- **MATERIAL**:
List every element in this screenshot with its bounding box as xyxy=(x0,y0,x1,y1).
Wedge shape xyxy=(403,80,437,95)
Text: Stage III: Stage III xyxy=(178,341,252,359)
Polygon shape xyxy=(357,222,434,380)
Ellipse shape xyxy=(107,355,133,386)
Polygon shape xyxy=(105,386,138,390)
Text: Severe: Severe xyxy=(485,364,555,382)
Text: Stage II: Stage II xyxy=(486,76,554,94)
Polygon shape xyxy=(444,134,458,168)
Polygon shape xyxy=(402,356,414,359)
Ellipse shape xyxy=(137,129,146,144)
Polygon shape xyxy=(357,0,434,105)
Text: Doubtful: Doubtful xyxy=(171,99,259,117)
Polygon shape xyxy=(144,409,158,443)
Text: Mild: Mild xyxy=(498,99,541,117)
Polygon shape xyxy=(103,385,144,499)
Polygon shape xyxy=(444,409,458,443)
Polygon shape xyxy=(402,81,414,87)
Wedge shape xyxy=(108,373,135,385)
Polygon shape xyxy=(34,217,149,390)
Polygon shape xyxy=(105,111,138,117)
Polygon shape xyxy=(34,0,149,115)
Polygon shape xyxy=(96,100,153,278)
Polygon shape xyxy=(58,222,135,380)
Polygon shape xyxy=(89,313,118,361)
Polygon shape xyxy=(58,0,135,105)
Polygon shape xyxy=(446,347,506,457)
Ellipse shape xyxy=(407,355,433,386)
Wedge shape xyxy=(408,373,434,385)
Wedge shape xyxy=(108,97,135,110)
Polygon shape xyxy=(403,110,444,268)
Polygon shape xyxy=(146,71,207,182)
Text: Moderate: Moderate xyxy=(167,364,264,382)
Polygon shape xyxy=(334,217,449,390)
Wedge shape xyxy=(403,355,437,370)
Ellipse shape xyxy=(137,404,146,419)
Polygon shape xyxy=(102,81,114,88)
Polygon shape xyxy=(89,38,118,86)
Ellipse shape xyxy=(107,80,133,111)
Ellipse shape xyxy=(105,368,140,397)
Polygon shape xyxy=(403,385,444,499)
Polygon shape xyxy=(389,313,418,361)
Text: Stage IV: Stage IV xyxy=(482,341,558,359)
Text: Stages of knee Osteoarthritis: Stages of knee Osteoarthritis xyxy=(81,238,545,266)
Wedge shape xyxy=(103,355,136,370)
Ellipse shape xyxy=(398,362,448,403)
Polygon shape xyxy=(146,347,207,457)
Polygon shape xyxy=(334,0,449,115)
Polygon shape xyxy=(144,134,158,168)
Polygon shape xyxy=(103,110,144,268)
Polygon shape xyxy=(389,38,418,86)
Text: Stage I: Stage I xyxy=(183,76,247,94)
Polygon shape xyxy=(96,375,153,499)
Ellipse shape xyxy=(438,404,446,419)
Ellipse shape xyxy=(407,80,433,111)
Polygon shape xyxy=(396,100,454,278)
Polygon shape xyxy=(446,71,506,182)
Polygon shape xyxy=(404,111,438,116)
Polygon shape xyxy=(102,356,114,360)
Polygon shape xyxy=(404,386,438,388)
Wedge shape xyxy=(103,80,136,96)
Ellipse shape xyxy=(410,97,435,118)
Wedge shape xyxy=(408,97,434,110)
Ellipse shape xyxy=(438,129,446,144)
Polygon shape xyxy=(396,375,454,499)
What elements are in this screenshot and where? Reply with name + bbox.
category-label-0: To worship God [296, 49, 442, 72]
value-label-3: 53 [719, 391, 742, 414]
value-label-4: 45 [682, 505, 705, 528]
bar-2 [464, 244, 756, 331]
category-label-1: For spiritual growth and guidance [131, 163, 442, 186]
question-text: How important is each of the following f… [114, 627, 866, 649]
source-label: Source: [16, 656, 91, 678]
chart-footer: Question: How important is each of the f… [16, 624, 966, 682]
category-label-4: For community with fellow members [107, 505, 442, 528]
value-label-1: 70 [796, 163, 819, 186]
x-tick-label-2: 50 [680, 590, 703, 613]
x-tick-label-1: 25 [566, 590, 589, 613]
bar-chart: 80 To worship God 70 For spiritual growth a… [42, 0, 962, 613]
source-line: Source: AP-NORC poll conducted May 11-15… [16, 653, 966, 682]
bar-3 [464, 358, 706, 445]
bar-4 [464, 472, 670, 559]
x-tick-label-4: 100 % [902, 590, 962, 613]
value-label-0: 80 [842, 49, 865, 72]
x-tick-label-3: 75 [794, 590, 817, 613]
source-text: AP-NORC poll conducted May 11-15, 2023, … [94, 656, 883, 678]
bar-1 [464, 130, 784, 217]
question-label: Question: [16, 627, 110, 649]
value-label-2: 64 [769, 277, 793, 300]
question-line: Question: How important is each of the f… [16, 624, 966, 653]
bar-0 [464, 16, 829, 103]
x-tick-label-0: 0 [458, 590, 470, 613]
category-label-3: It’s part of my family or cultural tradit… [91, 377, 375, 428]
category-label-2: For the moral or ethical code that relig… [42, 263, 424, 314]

- **SET EXERCISE**: Quote all of the material above word for word, changing nothing.

- **SOLUTION BELOW**:
List every element in this screenshot with its bounding box as xyxy=(x0,y0,x1,y1).
Wedge shape xyxy=(403,80,437,95)
Text: Stage III: Stage III xyxy=(178,341,252,359)
Polygon shape xyxy=(357,222,434,380)
Ellipse shape xyxy=(107,355,133,386)
Polygon shape xyxy=(105,386,138,390)
Text: Severe: Severe xyxy=(485,364,555,382)
Text: Stage II: Stage II xyxy=(486,76,554,94)
Polygon shape xyxy=(444,134,458,168)
Polygon shape xyxy=(402,356,414,359)
Ellipse shape xyxy=(137,129,146,144)
Polygon shape xyxy=(357,0,434,105)
Text: Doubtful: Doubtful xyxy=(171,99,259,117)
Polygon shape xyxy=(144,409,158,443)
Text: Mild: Mild xyxy=(498,99,541,117)
Polygon shape xyxy=(103,385,144,499)
Polygon shape xyxy=(444,409,458,443)
Polygon shape xyxy=(402,81,414,87)
Wedge shape xyxy=(108,373,135,385)
Polygon shape xyxy=(34,217,149,390)
Polygon shape xyxy=(105,111,138,117)
Polygon shape xyxy=(34,0,149,115)
Polygon shape xyxy=(96,100,153,278)
Polygon shape xyxy=(58,222,135,380)
Polygon shape xyxy=(89,313,118,361)
Polygon shape xyxy=(58,0,135,105)
Polygon shape xyxy=(446,347,506,457)
Ellipse shape xyxy=(407,355,433,386)
Wedge shape xyxy=(408,373,434,385)
Wedge shape xyxy=(108,97,135,110)
Polygon shape xyxy=(403,110,444,268)
Polygon shape xyxy=(146,71,207,182)
Text: Moderate: Moderate xyxy=(167,364,264,382)
Polygon shape xyxy=(334,217,449,390)
Wedge shape xyxy=(403,355,437,370)
Ellipse shape xyxy=(137,404,146,419)
Polygon shape xyxy=(102,81,114,88)
Polygon shape xyxy=(89,38,118,86)
Ellipse shape xyxy=(107,80,133,111)
Ellipse shape xyxy=(105,368,140,397)
Polygon shape xyxy=(403,385,444,499)
Polygon shape xyxy=(389,313,418,361)
Text: Stage IV: Stage IV xyxy=(482,341,558,359)
Text: Stages of knee Osteoarthritis: Stages of knee Osteoarthritis xyxy=(81,238,545,266)
Wedge shape xyxy=(103,355,136,370)
Ellipse shape xyxy=(398,362,448,403)
Polygon shape xyxy=(146,347,207,457)
Polygon shape xyxy=(334,0,449,115)
Polygon shape xyxy=(144,134,158,168)
Polygon shape xyxy=(103,110,144,268)
Polygon shape xyxy=(389,38,418,86)
Text: Stage I: Stage I xyxy=(183,76,247,94)
Polygon shape xyxy=(96,375,153,499)
Ellipse shape xyxy=(438,404,446,419)
Ellipse shape xyxy=(407,80,433,111)
Polygon shape xyxy=(396,100,454,278)
Polygon shape xyxy=(446,71,506,182)
Polygon shape xyxy=(404,111,438,116)
Polygon shape xyxy=(102,356,114,360)
Polygon shape xyxy=(404,386,438,388)
Wedge shape xyxy=(103,80,136,96)
Ellipse shape xyxy=(410,97,435,118)
Wedge shape xyxy=(408,97,434,110)
Ellipse shape xyxy=(438,129,446,144)
Polygon shape xyxy=(396,375,454,499)
What elements are in this screenshot and where? Reply with name + bbox.
category-label-0: To worship God [296, 49, 442, 72]
value-label-3: 53 [719, 391, 742, 414]
value-label-4: 45 [682, 505, 705, 528]
bar-2 [464, 244, 756, 331]
category-label-1: For spiritual growth and guidance [131, 163, 442, 186]
question-text: How important is each of the following f… [114, 627, 866, 649]
source-label: Source: [16, 656, 91, 678]
chart-footer: Question: How important is each of the f… [16, 624, 966, 682]
category-label-4: For community with fellow members [107, 505, 442, 528]
value-label-1: 70 [796, 163, 819, 186]
x-tick-label-2: 50 [680, 590, 703, 613]
x-tick-label-1: 25 [566, 590, 589, 613]
bar-chart: 80 To worship God 70 For spiritual growth a… [42, 0, 962, 613]
source-line: Source: AP-NORC poll conducted May 11-15… [16, 653, 966, 682]
bar-3 [464, 358, 706, 445]
bar-4 [464, 472, 670, 559]
x-tick-label-4: 100 % [902, 590, 962, 613]
value-label-0: 80 [842, 49, 865, 72]
x-tick-label-3: 75 [794, 590, 817, 613]
source-text: AP-NORC poll conducted May 11-15, 2023, … [94, 656, 883, 678]
bar-1 [464, 130, 784, 217]
question-label: Question: [16, 627, 110, 649]
value-label-2: 64 [769, 277, 793, 300]
question-line: Question: How important is each of the f… [16, 624, 966, 653]
bar-0 [464, 16, 829, 103]
x-tick-label-0: 0 [458, 590, 470, 613]
category-label-3: It’s part of my family or cultural tradit… [91, 377, 375, 428]
category-label-2: For the moral or ethical code that relig… [42, 263, 424, 314]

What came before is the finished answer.